(Written request) In the data below, find every line that has the string "text", and copy it.
___ Records to use
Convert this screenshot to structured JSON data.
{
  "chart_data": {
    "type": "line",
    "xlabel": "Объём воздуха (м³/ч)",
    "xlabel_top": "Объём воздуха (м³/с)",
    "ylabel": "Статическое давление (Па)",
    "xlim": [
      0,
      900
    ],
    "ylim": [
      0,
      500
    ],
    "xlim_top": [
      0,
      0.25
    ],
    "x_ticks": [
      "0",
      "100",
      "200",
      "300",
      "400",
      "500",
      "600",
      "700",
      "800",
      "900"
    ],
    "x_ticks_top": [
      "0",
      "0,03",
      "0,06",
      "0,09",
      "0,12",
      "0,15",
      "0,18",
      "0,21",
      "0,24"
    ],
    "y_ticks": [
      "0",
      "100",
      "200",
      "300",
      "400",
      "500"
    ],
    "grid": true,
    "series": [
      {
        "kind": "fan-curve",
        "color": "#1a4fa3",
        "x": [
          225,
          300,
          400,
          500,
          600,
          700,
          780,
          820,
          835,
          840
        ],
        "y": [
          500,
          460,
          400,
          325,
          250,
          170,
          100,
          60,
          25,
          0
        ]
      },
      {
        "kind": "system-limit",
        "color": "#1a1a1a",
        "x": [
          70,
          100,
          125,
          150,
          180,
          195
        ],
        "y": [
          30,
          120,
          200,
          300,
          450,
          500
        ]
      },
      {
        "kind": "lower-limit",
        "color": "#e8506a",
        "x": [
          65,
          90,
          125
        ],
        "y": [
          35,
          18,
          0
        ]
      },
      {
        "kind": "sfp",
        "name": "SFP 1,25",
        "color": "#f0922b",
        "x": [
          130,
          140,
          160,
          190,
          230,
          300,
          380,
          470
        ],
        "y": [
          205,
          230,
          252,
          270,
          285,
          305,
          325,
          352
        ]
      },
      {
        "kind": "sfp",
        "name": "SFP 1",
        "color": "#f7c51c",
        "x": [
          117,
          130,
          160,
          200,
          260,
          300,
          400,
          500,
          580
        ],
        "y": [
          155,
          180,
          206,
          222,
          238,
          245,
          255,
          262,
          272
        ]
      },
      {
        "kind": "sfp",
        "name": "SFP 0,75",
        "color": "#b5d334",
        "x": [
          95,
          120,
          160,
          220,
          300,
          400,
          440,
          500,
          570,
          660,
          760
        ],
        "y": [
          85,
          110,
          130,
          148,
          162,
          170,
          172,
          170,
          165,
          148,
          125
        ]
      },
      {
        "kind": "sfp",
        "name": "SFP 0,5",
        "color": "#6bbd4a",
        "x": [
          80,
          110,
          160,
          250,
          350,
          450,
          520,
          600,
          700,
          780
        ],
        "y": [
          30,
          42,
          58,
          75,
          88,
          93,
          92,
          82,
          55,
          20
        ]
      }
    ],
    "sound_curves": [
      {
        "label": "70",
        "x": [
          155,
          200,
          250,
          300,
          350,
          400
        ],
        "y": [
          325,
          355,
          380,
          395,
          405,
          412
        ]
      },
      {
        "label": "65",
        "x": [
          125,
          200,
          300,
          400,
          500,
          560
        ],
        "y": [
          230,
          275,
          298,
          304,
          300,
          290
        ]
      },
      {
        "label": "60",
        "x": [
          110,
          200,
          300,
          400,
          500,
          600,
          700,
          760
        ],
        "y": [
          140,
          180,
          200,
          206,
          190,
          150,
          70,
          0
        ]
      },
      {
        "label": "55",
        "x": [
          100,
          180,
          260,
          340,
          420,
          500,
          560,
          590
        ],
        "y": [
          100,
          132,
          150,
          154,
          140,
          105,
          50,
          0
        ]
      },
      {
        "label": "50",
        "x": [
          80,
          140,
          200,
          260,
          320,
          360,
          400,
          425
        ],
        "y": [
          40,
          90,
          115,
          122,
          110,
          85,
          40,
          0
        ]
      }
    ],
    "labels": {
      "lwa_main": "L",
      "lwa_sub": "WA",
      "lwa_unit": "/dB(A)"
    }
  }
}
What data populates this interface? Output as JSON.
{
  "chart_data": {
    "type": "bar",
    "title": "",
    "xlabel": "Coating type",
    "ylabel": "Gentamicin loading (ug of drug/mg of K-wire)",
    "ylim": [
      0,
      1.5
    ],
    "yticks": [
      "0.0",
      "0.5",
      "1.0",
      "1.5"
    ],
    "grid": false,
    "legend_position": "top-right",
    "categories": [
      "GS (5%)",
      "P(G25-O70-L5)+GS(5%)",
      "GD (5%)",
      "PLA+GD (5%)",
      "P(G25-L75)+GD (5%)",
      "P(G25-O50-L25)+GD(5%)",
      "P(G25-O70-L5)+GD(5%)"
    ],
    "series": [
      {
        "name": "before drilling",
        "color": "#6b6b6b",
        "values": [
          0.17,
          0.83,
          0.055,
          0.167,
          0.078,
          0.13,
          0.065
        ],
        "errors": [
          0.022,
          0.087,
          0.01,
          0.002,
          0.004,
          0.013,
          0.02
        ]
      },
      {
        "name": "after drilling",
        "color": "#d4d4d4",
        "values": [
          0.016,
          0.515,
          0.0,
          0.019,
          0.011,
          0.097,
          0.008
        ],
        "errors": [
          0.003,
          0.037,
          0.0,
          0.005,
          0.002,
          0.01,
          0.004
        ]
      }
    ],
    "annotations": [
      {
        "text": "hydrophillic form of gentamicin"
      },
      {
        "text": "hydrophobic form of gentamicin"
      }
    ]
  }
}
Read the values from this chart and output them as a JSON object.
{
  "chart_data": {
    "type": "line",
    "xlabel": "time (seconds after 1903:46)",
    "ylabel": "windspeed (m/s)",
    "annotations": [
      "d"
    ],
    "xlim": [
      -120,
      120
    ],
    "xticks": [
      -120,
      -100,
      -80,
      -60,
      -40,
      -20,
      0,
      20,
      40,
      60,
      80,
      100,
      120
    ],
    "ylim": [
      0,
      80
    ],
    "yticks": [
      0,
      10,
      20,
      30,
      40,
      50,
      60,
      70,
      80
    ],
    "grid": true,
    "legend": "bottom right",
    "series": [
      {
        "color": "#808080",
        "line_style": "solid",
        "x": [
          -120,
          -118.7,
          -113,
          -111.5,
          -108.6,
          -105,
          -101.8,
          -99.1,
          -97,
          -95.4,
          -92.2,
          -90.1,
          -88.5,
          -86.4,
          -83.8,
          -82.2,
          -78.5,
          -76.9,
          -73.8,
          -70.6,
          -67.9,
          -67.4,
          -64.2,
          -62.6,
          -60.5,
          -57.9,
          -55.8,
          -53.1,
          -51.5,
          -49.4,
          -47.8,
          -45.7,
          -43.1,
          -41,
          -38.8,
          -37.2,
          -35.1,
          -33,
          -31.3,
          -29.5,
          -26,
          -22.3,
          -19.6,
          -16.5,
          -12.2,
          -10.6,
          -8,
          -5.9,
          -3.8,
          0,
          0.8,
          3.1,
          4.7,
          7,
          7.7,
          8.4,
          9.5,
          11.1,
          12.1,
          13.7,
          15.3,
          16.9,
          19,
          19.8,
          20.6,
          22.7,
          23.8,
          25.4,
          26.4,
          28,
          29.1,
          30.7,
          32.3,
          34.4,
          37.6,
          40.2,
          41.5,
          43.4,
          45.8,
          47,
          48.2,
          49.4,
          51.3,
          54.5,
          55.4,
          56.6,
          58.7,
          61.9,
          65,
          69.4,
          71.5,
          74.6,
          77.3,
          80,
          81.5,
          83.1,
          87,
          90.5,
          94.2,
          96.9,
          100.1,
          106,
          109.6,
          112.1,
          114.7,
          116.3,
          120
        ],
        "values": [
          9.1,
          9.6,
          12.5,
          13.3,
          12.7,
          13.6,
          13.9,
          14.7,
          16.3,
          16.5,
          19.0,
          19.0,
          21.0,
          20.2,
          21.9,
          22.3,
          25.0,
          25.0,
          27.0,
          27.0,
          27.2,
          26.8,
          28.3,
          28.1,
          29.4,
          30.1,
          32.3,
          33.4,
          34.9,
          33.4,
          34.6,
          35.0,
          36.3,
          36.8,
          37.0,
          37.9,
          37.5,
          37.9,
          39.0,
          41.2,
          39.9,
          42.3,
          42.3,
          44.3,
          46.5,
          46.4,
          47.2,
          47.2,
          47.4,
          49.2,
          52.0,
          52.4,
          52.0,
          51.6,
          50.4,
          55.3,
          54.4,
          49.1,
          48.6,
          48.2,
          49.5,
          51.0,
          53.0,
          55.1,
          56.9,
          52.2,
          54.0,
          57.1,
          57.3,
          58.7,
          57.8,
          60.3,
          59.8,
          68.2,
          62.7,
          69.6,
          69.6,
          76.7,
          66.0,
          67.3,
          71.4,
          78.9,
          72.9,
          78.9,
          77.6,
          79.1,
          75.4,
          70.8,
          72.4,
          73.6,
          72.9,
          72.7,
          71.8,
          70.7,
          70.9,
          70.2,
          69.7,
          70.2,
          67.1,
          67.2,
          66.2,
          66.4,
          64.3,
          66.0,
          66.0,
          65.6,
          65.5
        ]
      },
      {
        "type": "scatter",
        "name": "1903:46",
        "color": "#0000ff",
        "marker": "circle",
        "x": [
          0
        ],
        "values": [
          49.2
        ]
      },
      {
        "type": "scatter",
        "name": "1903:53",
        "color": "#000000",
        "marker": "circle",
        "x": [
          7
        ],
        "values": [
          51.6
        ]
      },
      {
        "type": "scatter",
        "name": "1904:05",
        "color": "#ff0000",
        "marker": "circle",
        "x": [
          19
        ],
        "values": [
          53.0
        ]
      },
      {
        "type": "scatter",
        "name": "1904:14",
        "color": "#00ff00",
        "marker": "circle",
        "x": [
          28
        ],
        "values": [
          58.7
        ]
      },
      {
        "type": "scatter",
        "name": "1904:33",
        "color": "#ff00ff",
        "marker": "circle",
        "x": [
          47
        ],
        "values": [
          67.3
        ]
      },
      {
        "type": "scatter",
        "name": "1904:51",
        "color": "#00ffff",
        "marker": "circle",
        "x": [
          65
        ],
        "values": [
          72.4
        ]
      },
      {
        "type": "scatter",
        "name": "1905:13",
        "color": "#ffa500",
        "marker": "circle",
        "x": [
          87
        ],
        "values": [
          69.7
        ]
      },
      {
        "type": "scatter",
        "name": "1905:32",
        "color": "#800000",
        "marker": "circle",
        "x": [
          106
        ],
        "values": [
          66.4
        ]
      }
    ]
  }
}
______
(Result of the task)
        "text": "hydrophillic form of gentamicin"
        "text": "hydrophobic form of gentamicin"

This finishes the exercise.